:: PROBLEM DETAILS ::
Your task is to transcribe all of the data below exactly, omitting the images.

--- Start of DATASET RECORDS ---

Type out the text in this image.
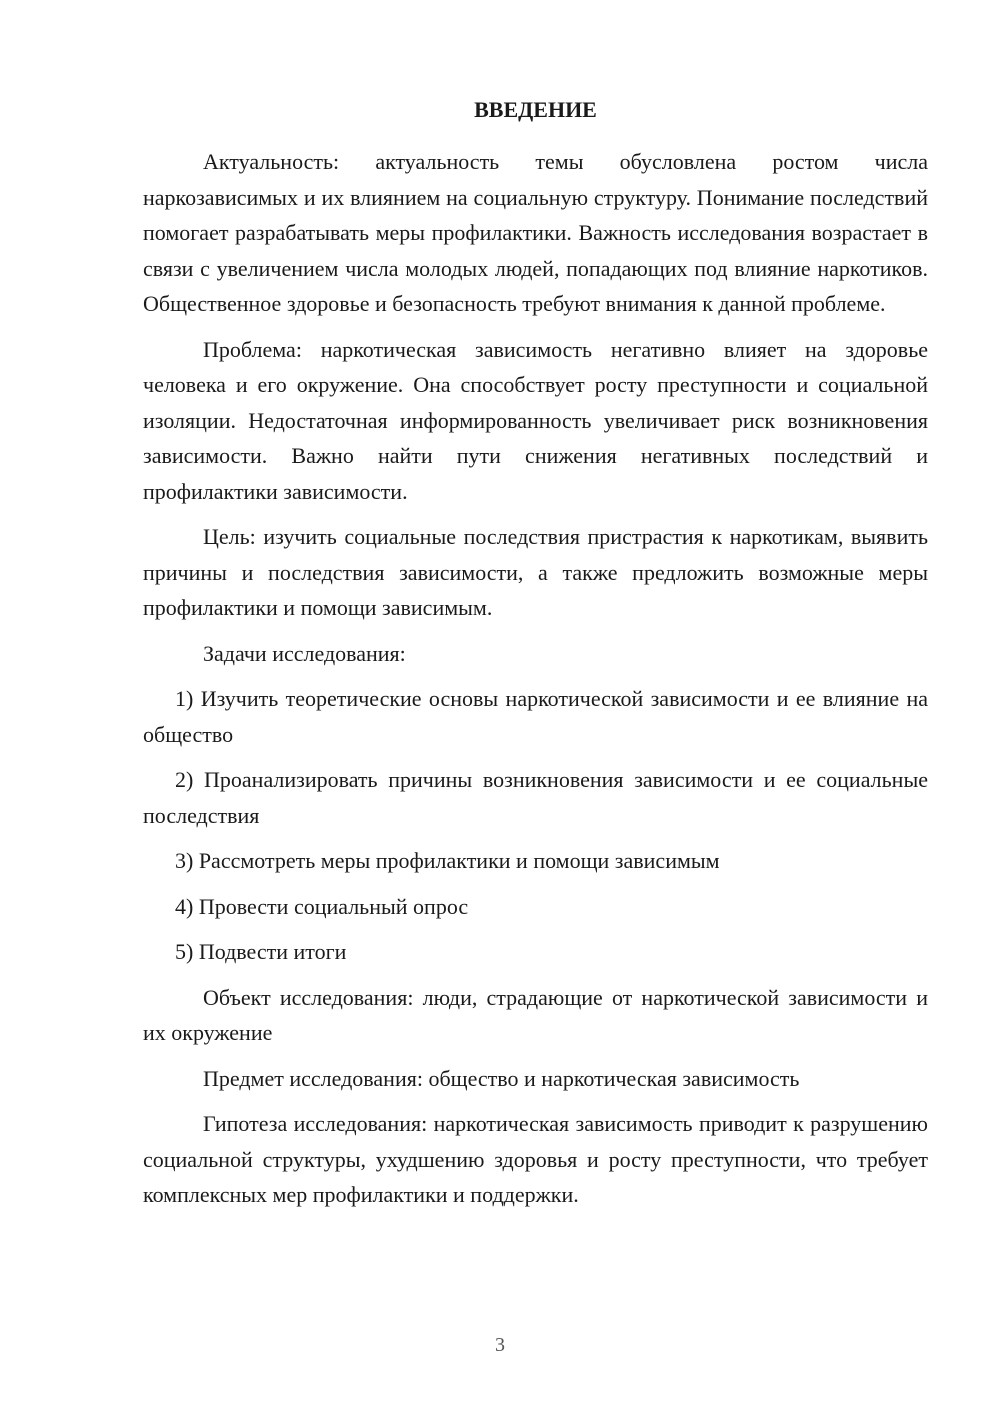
ВВЕДЕНИЕ

Актуальность: актуальность темы обусловлена ростом числа наркозависимых и их влиянием на социальную структуру. Понимание последствий помогает разрабатывать меры профилактики. Важность исследования возрастает в связи с увеличением числа молодых людей, попадающих под влияние наркотиков. Общественное здоровье и безопасность требуют внимания к данной проблеме.

Проблема: наркотическая зависимость негативно влияет на здоровье человека и его окружение. Она способствует росту преступности и социальной изоляции. Недостаточная информированность увеличивает риск возникновения зависимости. Важно найти пути снижения негативных последствий и профилактики зависимости.

Цель: изучить социальные последствия пристрастия к наркотикам, выявить причины и последствия зависимости, а также предложить возможные меры профилактики и помощи зависимым.

Задачи исследования:

1) Изучить теоретические основы наркотической зависимости и ее влияние на общество

2) Проанализировать причины возникновения зависимости и ее социальные последствия

3) Рассмотреть меры профилактики и помощи зависимым

4) Провести социальный опрос

5) Подвести итоги

Объект исследования: люди, страдающие от наркотической зависимости и их окружение

Предмет исследования: общество и наркотическая зависимость

Гипотеза исследования: наркотическая зависимость приводит к разрушению социальной структуры, ухудшению здоровья и росту преступности, что требует комплексных мер профилактики и поддержки.

3
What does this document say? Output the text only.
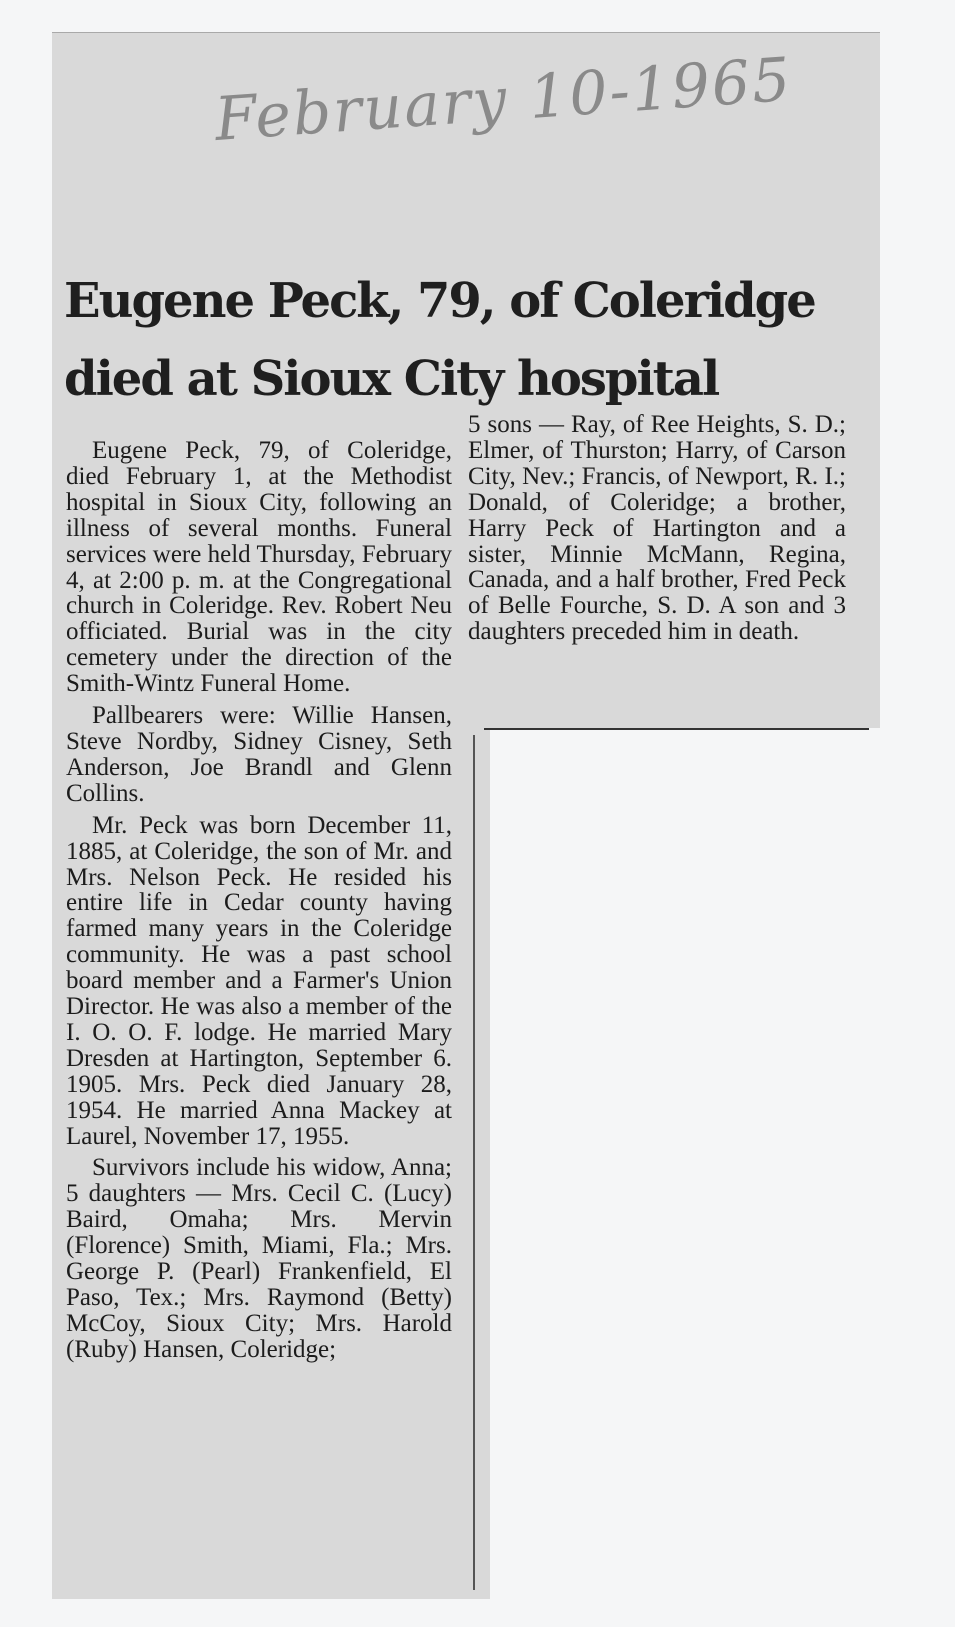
February 10-1965

Eugene Peck, 79, of Coleridge
died at Sioux City hospital

Eugene Peck, 79, of Coleridge, died February 1, at the Methodist hospital in Sioux City, following an illness of several months. Funeral services were held Thursday, February 4, at 2:00 p. m. at the Congregational church in Coleridge. Rev. Robert Neu officiated. Burial was in the city cemetery under the direction of the Smith-Wintz Funeral Home.

Pallbearers were: Willie Hansen, Steve Nordby, Sidney Cisney, Seth Anderson, Joe Brandl and Glenn Collins.

Mr. Peck was born December 11, 1885, at Coleridge, the son of Mr. and Mrs. Nelson Peck. He resided his entire life in Cedar county having farmed many years in the Coleridge community. He was a past school board member and a Farmer's Union Director. He was also a member of the I. O. O. F. lodge. He married Mary Dresden at Hartington, September 6. 1905. Mrs. Peck died January 28, 1954. He married Anna Mackey at Laurel, November 17, 1955.

Survivors include his widow, Anna; 5 daughters — Mrs. Cecil C. (Lucy) Baird, Omaha; Mrs. Mervin (Florence) Smith, Miami, Fla.; Mrs. George P. (Pearl) Frankenfield, El Paso, Tex.; Mrs. Raymond (Betty) McCoy, Sioux City; Mrs. Harold (Ruby) Hansen, Coleridge;

5 sons — Ray, of Ree Heights, S. D.; Elmer, of Thurston; Harry, of Carson City, Nev.; Francis, of Newport, R. I.; Donald, of Coleridge; a brother, Harry Peck of Hartington and a sister, Minnie McMann, Regina, Canada, and a half brother, Fred Peck of Belle Fourche, S. D. A son and 3 daughters preceded him in death.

--- End of DATASET RECORDS ---

:: OUTPUT OF THE TASK ::
Type out the text in this image.
ВВЕДЕНИЕ

Актуальность: актуальность темы обусловлена ростом числа наркозависимых и их влиянием на социальную структуру. Понимание последствий помогает разрабатывать меры профилактики. Важность исследования возрастает в связи с увеличением числа молодых людей, попадающих под влияние наркотиков. Общественное здоровье и безопасность требуют внимания к данной проблеме.

Проблема: наркотическая зависимость негативно влияет на здоровье человека и его окружение. Она способствует росту преступности и социальной изоляции. Недостаточная информированность увеличивает риск возникновения зависимости. Важно найти пути снижения негативных последствий и профилактики зависимости.

Цель: изучить социальные последствия пристрастия к наркотикам, выявить причины и последствия зависимости, а также предложить возможные меры профилактики и помощи зависимым.

Задачи исследования:

1) Изучить теоретические основы наркотической зависимости и ее влияние на общество

2) Проанализировать причины возникновения зависимости и ее социальные последствия

3) Рассмотреть меры профилактики и помощи зависимым

4) Провести социальный опрос

5) Подвести итоги

Объект исследования: люди, страдающие от наркотической зависимости и их окружение

Предмет исследования: общество и наркотическая зависимость

Гипотеза исследования: наркотическая зависимость приводит к разрушению социальной структуры, ухудшению здоровья и росту преступности, что требует комплексных мер профилактики и поддержки.

3
What does this document say? Output the text only.
February 10-1965

Eugene Peck, 79, of Coleridge
died at Sioux City hospital

Eugene Peck, 79, of Coleridge, died February 1, at the Methodist hospital in Sioux City, following an illness of several months. Funeral services were held Thursday, February 4, at 2:00 p. m. at the Congregational church in Coleridge. Rev. Robert Neu officiated. Burial was in the city cemetery under the direction of the Smith-Wintz Funeral Home.

Pallbearers were: Willie Hansen, Steve Nordby, Sidney Cisney, Seth Anderson, Joe Brandl and Glenn Collins.

Mr. Peck was born December 11, 1885, at Coleridge, the son of Mr. and Mrs. Nelson Peck. He resided his entire life in Cedar county having farmed many years in the Coleridge community. He was a past school board member and a Farmer's Union Director. He was also a member of the I. O. O. F. lodge. He married Mary Dresden at Hartington, September 6. 1905. Mrs. Peck died January 28, 1954. He married Anna Mackey at Laurel, November 17, 1955.

Survivors include his widow, Anna; 5 daughters — Mrs. Cecil C. (Lucy) Baird, Omaha; Mrs. Mervin (Florence) Smith, Miami, Fla.; Mrs. George P. (Pearl) Frankenfield, El Paso, Tex.; Mrs. Raymond (Betty) McCoy, Sioux City; Mrs. Harold (Ruby) Hansen, Coleridge;

5 sons — Ray, of Ree Heights, S. D.; Elmer, of Thurston; Harry, of Carson City, Nev.; Francis, of Newport, R. I.; Donald, of Coleridge; a brother, Harry Peck of Hartington and a sister, Minnie McMann, Regina, Canada, and a half brother, Fred Peck of Belle Fourche, S. D. A son and 3 daughters preceded him in death.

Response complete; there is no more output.